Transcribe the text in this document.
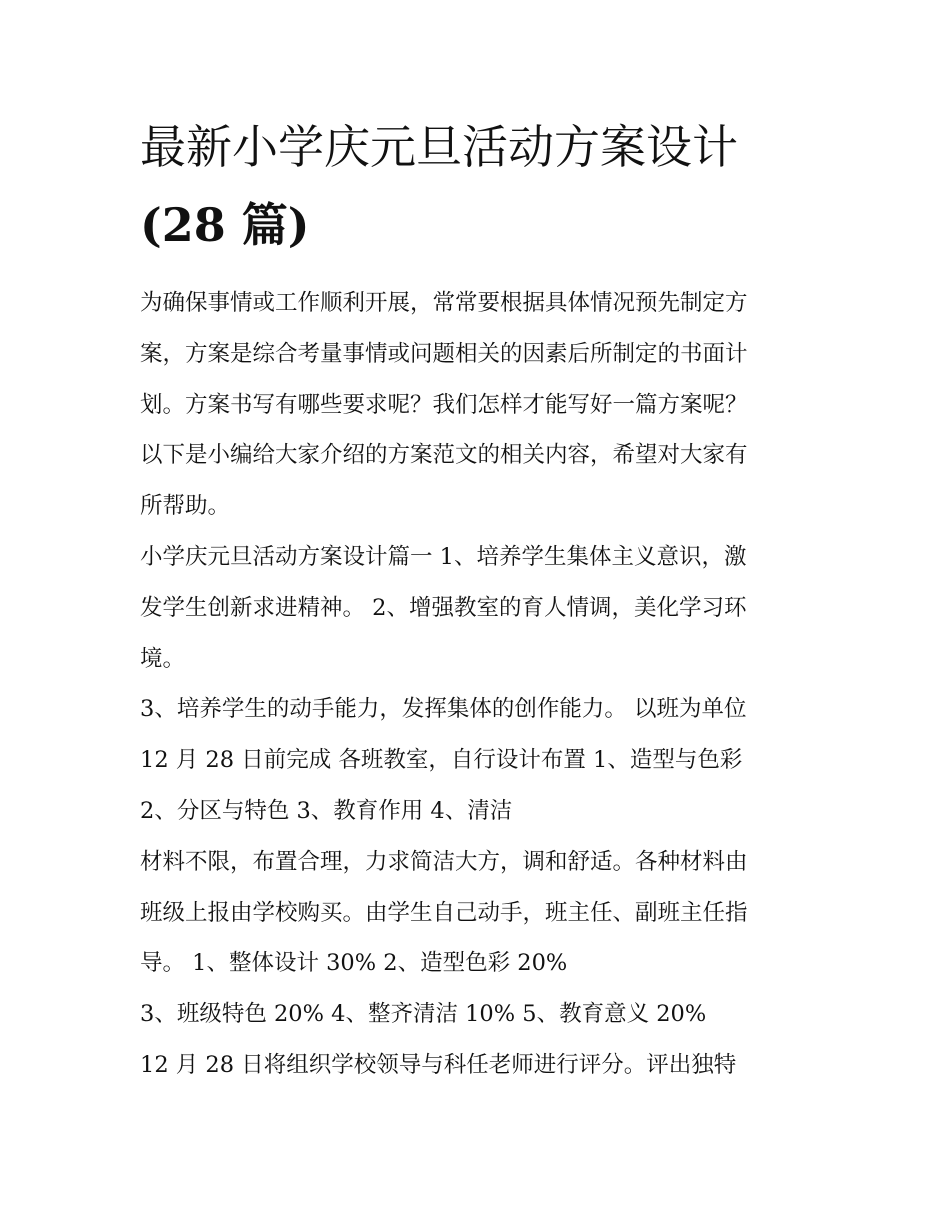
最新小学庆元旦活动方案设计
(28 篇)
为确保事情或工作顺利开展，常常要根据具体情况预先制定方
案，方案是综合考量事情或问题相关的因素后所制定的书面计
划。方案书写有哪些要求呢？我们怎样才能写好一篇方案呢？
以下是小编给大家介绍的方案范文的相关内容，希望对大家有
所帮助。
小学庆元旦活动方案设计篇一 1、培养学生集体主义意识，激
发学生创新求进精神。 2、增强教室的育人情调，美化学习环
境。
3、培养学生的动手能力，发挥集体的创作能力。 以班为单位
12 月 28 日前完成 各班教室，自行设计布置 1、造型与色彩
2、分区与特色 3、教育作用 4、清洁
材料不限，布置合理，力求简洁大方，调和舒适。各种材料由
班级上报由学校购买。由学生自己动手，班主任、副班主任指
导。 1、整体设计 30% 2、造型色彩 20%
3、班级特色 20% 4、整齐清洁 10% 5、教育意义 20%
12 月 28 日将组织学校领导与科任老师进行评分。评出独特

━━━━━━━━━━━━━━━━━━━━

Problem details: Reproduce the full material exactly, excluding the pictures.

Written solution:
Transcribe the text in this document.
最新小学庆元旦活动方案设计
(28 篇)
为确保事情或工作顺利开展，常常要根据具体情况预先制定方
案，方案是综合考量事情或问题相关的因素后所制定的书面计
划。方案书写有哪些要求呢？我们怎样才能写好一篇方案呢？
以下是小编给大家介绍的方案范文的相关内容，希望对大家有
所帮助。
小学庆元旦活动方案设计篇一 1、培养学生集体主义意识，激
发学生创新求进精神。 2、增强教室的育人情调，美化学习环
境。
3、培养学生的动手能力，发挥集体的创作能力。 以班为单位
12 月 28 日前完成 各班教室，自行设计布置 1、造型与色彩
2、分区与特色 3、教育作用 4、清洁
材料不限，布置合理，力求简洁大方，调和舒适。各种材料由
班级上报由学校购买。由学生自己动手，班主任、副班主任指
导。 1、整体设计 30% 2、造型色彩 20%
3、班级特色 20% 4、整齐清洁 10% 5、教育意义 20%
12 月 28 日将组织学校领导与科任老师进行评分。评出独特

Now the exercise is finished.